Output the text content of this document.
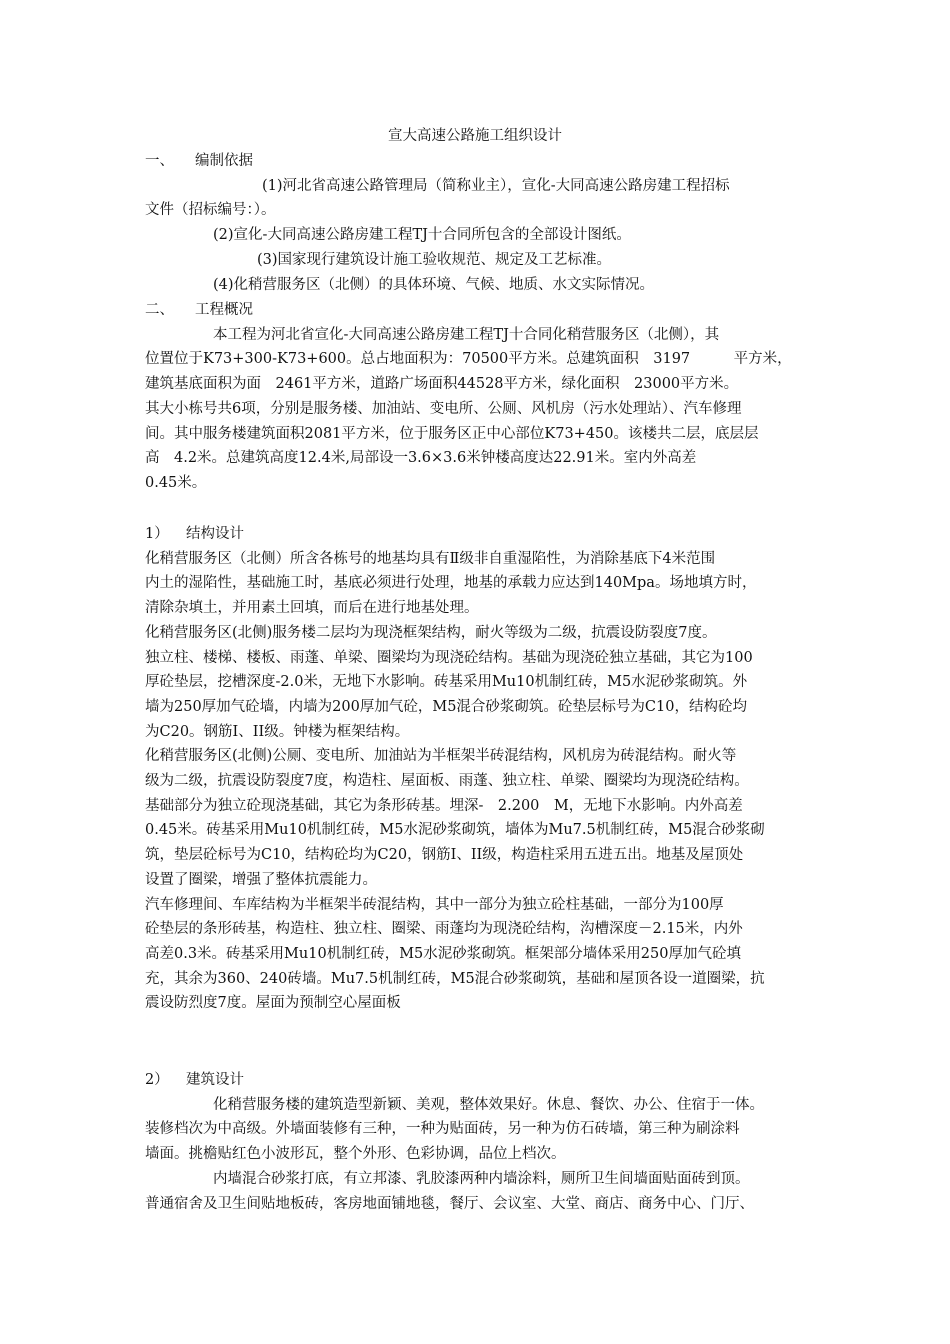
宣大高速公路施工组织设计
一、 编制依据
(1)河北省高速公路管理局（简称业主），宣化-大同高速公路房建工程招标
文件（招标编号：）。
(2)宣化-大同高速公路房建工程TJ十合同所包含的全部设计图纸。
(3)国家现行建筑设计施工验收规范、规定及工艺标准。
(4)化稍营服务区（北侧）的具体环境、气候、地质、水文实际情况。
二、 工程概况
本工程为河北省宣化-大同高速公路房建工程TJ十合同化稍营服务区（北侧），其
位置位于K73+300-K73+600。总占地面积为：70500平方米。总建筑面积　3197　　　平方米，
建筑基底面积为面　2461平方米，道路广场面积44528平方米，绿化面积　23000平方米。
其大小栋号共6项，分别是服务楼、加油站、变电所、公厕、风机房（污水处理站）、汽车修理
间。其中服务楼建筑面积2081平方米，位于服务区正中心部位K73+450。该楼共二层，底层层
高　4.2米。总建筑高度12.4米,局部设一3.6×3.6米钟楼高度达22.91米。室内外高差
0.45米。
1） 结构设计
化稍营服务区（北侧）所含各栋号的地基均具有Ⅱ级非自重湿陷性，为消除基底下4米范围
内土的湿陷性，基础施工时，基底必须进行处理，地基的承载力应达到140Mpa。场地填方时，
清除杂填土，并用素土回填，而后在进行地基处理。
化稍营服务区(北侧)服务楼二层均为现浇框架结构，耐火等级为二级，抗震设防裂度7度。
独立柱、楼梯、楼板、雨蓬、单梁、圈梁均为现浇砼结构。基础为现浇砼独立基础，其它为100
厚砼垫层，挖槽深度-2.0米，无地下水影响。砖基采用Mu10机制红砖，M5水泥砂浆砌筑。外
墙为250厚加气砼墙，内墙为200厚加气砼，M5混合砂浆砌筑。砼垫层标号为C10，结构砼均
为C20。钢筋Ⅰ、II级。钟楼为框架结构。
化稍营服务区(北侧)公厕、变电所、加油站为半框架半砖混结构，风机房为砖混结构。耐火等
级为二级，抗震设防裂度7度，构造柱、屋面板、雨蓬、独立柱、单梁、圈梁均为现浇砼结构。
基础部分为独立砼现浇基础，其它为条形砖基。埋深-　2.200　M，无地下水影响。内外高差
0.45米。砖基采用Mu10机制红砖，M5水泥砂浆砌筑，墙体为Mu7.5机制红砖，M5混合砂浆砌
筑，垫层砼标号为C10，结构砼均为C20，钢筋Ⅰ、II级，构造柱采用五进五出。地基及屋顶处
设置了圈梁，增强了整体抗震能力。
汽车修理间、车库结构为半框架半砖混结构，其中一部分为独立砼柱基础，一部分为100厚
砼垫层的条形砖基，构造柱、独立柱、圈梁、雨蓬均为现浇砼结构，沟槽深度－2.15米，内外
高差0.3米。砖基采用Mu10机制红砖，M5水泥砂浆砌筑。框架部分墙体采用250厚加气砼填
充，其余为360、240砖墙。Mu7.5机制红砖，M5混合砂浆砌筑，基础和屋顶各设一道圈梁，抗
震设防烈度7度。屋面为预制空心屋面板
2） 建筑设计
化稍营服务楼的建筑造型新颖、美观，整体效果好。休息、餐饮、办公、住宿于一体。
装修档次为中高级。外墙面装修有三种，一种为贴面砖，另一种为仿石砖墙，第三种为刷涂料
墙面。挑檐贴红色小波形瓦，整个外形、色彩协调，品位上档次。
内墙混合砂浆打底，有立邦漆、乳胶漆两种内墙涂料，厕所卫生间墙面贴面砖到顶。
普通宿舍及卫生间贴地板砖，客房地面铺地毯，餐厅、会议室、大堂、商店、商务中心、门厅、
━━━
Leave the images out and output the remaining material exactly as it stands.

__Response__.
Output the text content of this document.
宣大高速公路施工组织设计
一、 编制依据
(1)河北省高速公路管理局（简称业主），宣化-大同高速公路房建工程招标
文件（招标编号：）。
(2)宣化-大同高速公路房建工程TJ十合同所包含的全部设计图纸。
(3)国家现行建筑设计施工验收规范、规定及工艺标准。
(4)化稍营服务区（北侧）的具体环境、气候、地质、水文实际情况。
二、 工程概况
本工程为河北省宣化-大同高速公路房建工程TJ十合同化稍营服务区（北侧），其
位置位于K73+300-K73+600。总占地面积为：70500平方米。总建筑面积　3197　　　平方米，
建筑基底面积为面　2461平方米，道路广场面积44528平方米，绿化面积　23000平方米。
其大小栋号共6项，分别是服务楼、加油站、变电所、公厕、风机房（污水处理站）、汽车修理
间。其中服务楼建筑面积2081平方米，位于服务区正中心部位K73+450。该楼共二层，底层层
高　4.2米。总建筑高度12.4米,局部设一3.6×3.6米钟楼高度达22.91米。室内外高差
0.45米。
1） 结构设计
化稍营服务区（北侧）所含各栋号的地基均具有Ⅱ级非自重湿陷性，为消除基底下4米范围
内土的湿陷性，基础施工时，基底必须进行处理，地基的承载力应达到140Mpa。场地填方时，
清除杂填土，并用素土回填，而后在进行地基处理。
化稍营服务区(北侧)服务楼二层均为现浇框架结构，耐火等级为二级，抗震设防裂度7度。
独立柱、楼梯、楼板、雨蓬、单梁、圈梁均为现浇砼结构。基础为现浇砼独立基础，其它为100
厚砼垫层，挖槽深度-2.0米，无地下水影响。砖基采用Mu10机制红砖，M5水泥砂浆砌筑。外
墙为250厚加气砼墙，内墙为200厚加气砼，M5混合砂浆砌筑。砼垫层标号为C10，结构砼均
为C20。钢筋Ⅰ、II级。钟楼为框架结构。
化稍营服务区(北侧)公厕、变电所、加油站为半框架半砖混结构，风机房为砖混结构。耐火等
级为二级，抗震设防裂度7度，构造柱、屋面板、雨蓬、独立柱、单梁、圈梁均为现浇砼结构。
基础部分为独立砼现浇基础，其它为条形砖基。埋深-　2.200　M，无地下水影响。内外高差
0.45米。砖基采用Mu10机制红砖，M5水泥砂浆砌筑，墙体为Mu7.5机制红砖，M5混合砂浆砌
筑，垫层砼标号为C10，结构砼均为C20，钢筋Ⅰ、II级，构造柱采用五进五出。地基及屋顶处
设置了圈梁，增强了整体抗震能力。
汽车修理间、车库结构为半框架半砖混结构，其中一部分为独立砼柱基础，一部分为100厚
砼垫层的条形砖基，构造柱、独立柱、圈梁、雨蓬均为现浇砼结构，沟槽深度－2.15米，内外
高差0.3米。砖基采用Mu10机制红砖，M5水泥砂浆砌筑。框架部分墙体采用250厚加气砼填
充，其余为360、240砖墙。Mu7.5机制红砖，M5混合砂浆砌筑，基础和屋顶各设一道圈梁，抗
震设防烈度7度。屋面为预制空心屋面板
2） 建筑设计
化稍营服务楼的建筑造型新颖、美观，整体效果好。休息、餐饮、办公、住宿于一体。
装修档次为中高级。外墙面装修有三种，一种为贴面砖，另一种为仿石砖墙，第三种为刷涂料
墙面。挑檐贴红色小波形瓦，整个外形、色彩协调，品位上档次。
内墙混合砂浆打底，有立邦漆、乳胶漆两种内墙涂料，厕所卫生间墙面贴面砖到顶。
普通宿舍及卫生间贴地板砖，客房地面铺地毯，餐厅、会议室、大堂、商店、商务中心、门厅、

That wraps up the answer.